▸ Źródło
□ □ □ □

Post: września 26, 2008, 5:27 pm
autor: Krokietnik
Ja tam mam Mayonesa KTM II po tuningu i sobie chwale;d

Post: września 29, 2008, 7:07 am
autor: Matragon
Najlepsza gitara to ta na której właśnie grasz koncert ... !!! :)

Post: listopada 27, 2008, 6:20 pm
autor: Pulatom
Jeśli chodzi o gitarę marzeń to np. coś takiego:

http://www.mguitar.com/guitars/choosing/guitars.php?p=m&m=D-100%20Deluxe

A tak bardziej realnie to porządny (ale trochę tańszy od tego powyższego) akustyk Martina oraz oryginalny Gibson LP.

□ □ □ □

Dopisz dalszą część wątku z forum o gitarach, zaczynając po ostatnim wpisie. Zestawienie umieszczone niżej nie ma tu żadnego znaczenia.

▸ Materiał

□ □ □ □

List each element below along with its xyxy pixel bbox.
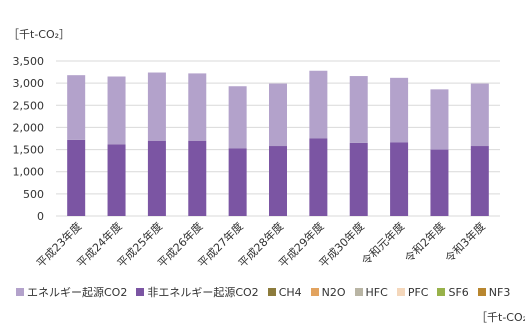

□ □ □ □

▸ Wynik
Post: listopada 29, 2008, 4:04 am
autor: robert
A ja mam Ibaneza RGT 2020 , przetworniki swojej roboty ,elektronika aktywna 5 torowa swojej roboty, wzmacniacze dokładnie 5 swojej roboty , kostki swojej roboty , efekty poglosowe czyjejś roboty i się cieszę , i mi wystarczy ta gitara do samego końca.
Gibson jest super i strat jest super , ale przy pomocy aktwnej daję radę lepiej zabrzmieć niż marzone gibsony i fendery .

jak zaczynałem grać miałem gitarę no name ,typu Les Paul która nazwaliśmy z kumplem *trzonek*, był to bardzo toporny sprzęt ale nadawał się do grania w Spółdzielni i była to dla mnie wtedy najlepsza gitara .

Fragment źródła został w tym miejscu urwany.